Stored dataset entries
┏━━

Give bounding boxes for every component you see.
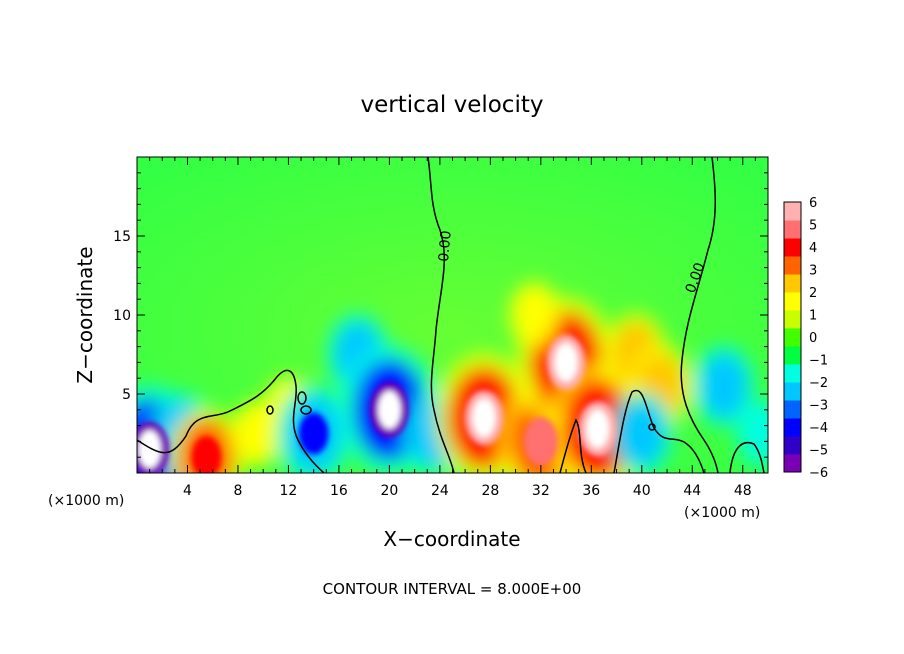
field-feature [516,289,553,341]
x-unit-right: (×1000 m) [684,505,760,521]
colorbar-tick-label: 5 [809,219,817,234]
y-axis-ticks: 5 10 15 [113,172,768,458]
field-feature-peak [378,390,401,429]
colorbar-segment [784,382,801,401]
chart-title: vertical velocity [361,92,544,118]
colorbar-segment [784,346,801,365]
y-axis-label: Z−coordinate [73,246,97,383]
colorbar-tick-label: −6 [809,466,828,481]
small-contour-d [648,423,656,431]
x-tick-label: 16 [330,483,348,499]
small-contour-c [266,405,274,415]
colorbar-segment [784,238,801,257]
colorbar-tick-label: −4 [809,421,828,436]
colorbar-segment [784,274,801,293]
field-feature-core [298,412,329,455]
x-axis-ticks: 4 8 12 16 20 24 28 32 36 40 44 48 [149,157,756,499]
x-tick-label: 40 [633,483,651,499]
colorbar-tick-label: 3 [809,264,817,279]
colorbar-segment [784,418,801,437]
field-feature-peak [586,409,609,448]
x-axis-label: X−coordinate [383,527,520,551]
x-tick-label: 32 [532,483,550,499]
colorbar-segment [784,202,801,221]
contour-interval-footer: CONTOUR INTERVAL = 8.000E+00 [323,580,582,598]
y-tick-label: 5 [122,387,131,403]
field-feature-core [523,417,558,466]
colorbar-tick-label: 4 [809,241,817,256]
y-tick-label: 10 [113,308,131,324]
colorbar-tick-label: 0 [809,331,817,346]
field-feature-peak [472,398,496,437]
zero-contour-left [427,157,455,473]
colorbar-segment [784,256,801,275]
x-tick-label: 48 [734,483,752,499]
colorbar-tick-label: −5 [809,444,828,459]
field-feature-peak [138,430,161,469]
colorbar-tick-label: −3 [809,399,828,414]
zero-contour-right [680,157,719,473]
zero-contours [137,157,765,473]
small-contour-a [297,391,307,405]
x-tick-label: 24 [431,483,449,499]
field-feature-core [191,436,222,473]
colorbar-tick-label: −1 [809,354,828,369]
colorbar-segment [784,220,801,239]
low-contours [137,369,325,473]
velocity-cores [137,334,617,473]
colorbar-segment [784,364,801,383]
field-feature [619,401,665,466]
colorbar-segment [784,436,801,455]
y-tick-label: 15 [113,229,131,245]
x-tick-label: 28 [481,483,499,499]
colorbar-tick-label: 1 [809,309,817,324]
small-contour-b [300,405,312,415]
x-unit-left: (×1000 m) [48,493,124,509]
colorbar-tick-label: 2 [809,286,817,301]
colorbar-tick-label: −2 [809,376,828,391]
colorbar-segment [784,454,801,473]
right-low-contour [613,389,705,473]
x-tick-label: 8 [233,483,242,499]
colorbar-segment [784,328,801,347]
colorbar-frame [783,201,802,473]
x-tick-label: 12 [280,483,298,499]
colorbar-segment [784,310,801,329]
x-tick-label: 44 [683,483,701,499]
x-tick-label: 4 [183,483,192,499]
far-right-contour [729,441,765,473]
x-tick-label: 36 [582,483,600,499]
field-feature [743,407,768,460]
field-feature-peak [554,343,578,382]
colorbar-segment [784,400,801,419]
x-tick-label: 20 [380,483,398,499]
field-feature [701,354,747,419]
colorbar-segment [784,292,801,311]
contour-label-left: 0.00 [436,230,455,262]
mid-low-contour [559,418,587,473]
colorbar-tick-label: 6 [809,196,817,211]
colorbar: 6 5 4 3 2 1 0 −1 −2 −3 −4 −5 −6 [783,196,828,481]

┗━━

TASK OBJECTIVE — Please quote every line of the entries above word for word, leaving out the picture lines.

WRITTEN RESPONSE —
Give bounding boxes for every component you see.
field-feature [516,289,553,341]
x-unit-right: (×1000 m) [684,505,760,521]
colorbar-tick-label: 5 [809,219,817,234]
y-axis-ticks: 5 10 15 [113,172,768,458]
field-feature-peak [378,390,401,429]
colorbar-segment [784,382,801,401]
chart-title: vertical velocity [361,92,544,118]
colorbar-segment [784,346,801,365]
y-axis-label: Z−coordinate [73,246,97,383]
colorbar-tick-label: −6 [809,466,828,481]
small-contour-d [648,423,656,431]
x-tick-label: 16 [330,483,348,499]
small-contour-c [266,405,274,415]
colorbar-segment [784,238,801,257]
colorbar-tick-label: −4 [809,421,828,436]
colorbar-segment [784,274,801,293]
field-feature-core [298,412,329,455]
x-axis-ticks: 4 8 12 16 20 24 28 32 36 40 44 48 [149,157,756,499]
x-tick-label: 40 [633,483,651,499]
colorbar-tick-label: 3 [809,264,817,279]
colorbar-segment [784,418,801,437]
field-feature-peak [586,409,609,448]
x-axis-label: X−coordinate [383,527,520,551]
x-tick-label: 32 [532,483,550,499]
colorbar-segment [784,202,801,221]
contour-interval-footer: CONTOUR INTERVAL = 8.000E+00 [323,580,582,598]
y-tick-label: 5 [122,387,131,403]
field-feature-core [523,417,558,466]
colorbar-tick-label: 4 [809,241,817,256]
y-tick-label: 10 [113,308,131,324]
colorbar-tick-label: 0 [809,331,817,346]
field-feature-peak [472,398,496,437]
zero-contour-left [427,157,455,473]
colorbar-segment [784,256,801,275]
x-tick-label: 48 [734,483,752,499]
colorbar-tick-label: −5 [809,444,828,459]
field-feature-peak [138,430,161,469]
colorbar-tick-label: −3 [809,399,828,414]
zero-contour-right [680,157,719,473]
zero-contours [137,157,765,473]
small-contour-a [297,391,307,405]
x-tick-label: 24 [431,483,449,499]
field-feature-core [191,436,222,473]
colorbar-tick-label: −1 [809,354,828,369]
colorbar-segment [784,220,801,239]
low-contours [137,369,325,473]
velocity-cores [137,334,617,473]
colorbar-segment [784,364,801,383]
field-feature [619,401,665,466]
colorbar-segment [784,436,801,455]
y-tick-label: 15 [113,229,131,245]
x-tick-label: 28 [481,483,499,499]
colorbar-tick-label: 1 [809,309,817,324]
small-contour-b [300,405,312,415]
x-unit-left: (×1000 m) [48,493,124,509]
colorbar-tick-label: 2 [809,286,817,301]
colorbar-tick-label: −2 [809,376,828,391]
colorbar-segment [784,454,801,473]
right-low-contour [613,389,705,473]
x-tick-label: 8 [233,483,242,499]
colorbar-segment [784,328,801,347]
colorbar-frame [783,201,802,473]
x-tick-label: 12 [280,483,298,499]
colorbar-segment [784,310,801,329]
x-tick-label: 44 [683,483,701,499]
x-tick-label: 4 [183,483,192,499]
far-right-contour [729,441,765,473]
x-tick-label: 36 [582,483,600,499]
field-feature [743,407,768,460]
field-feature-peak [554,343,578,382]
colorbar-segment [784,400,801,419]
x-tick-label: 20 [380,483,398,499]
field-feature [701,354,747,419]
colorbar-segment [784,292,801,311]
contour-label-left: 0.00 [436,230,455,262]
mid-low-contour [559,418,587,473]
colorbar-tick-label: 6 [809,196,817,211]
colorbar: 6 5 4 3 2 1 0 −1 −2 −3 −4 −5 −6 [783,196,828,481]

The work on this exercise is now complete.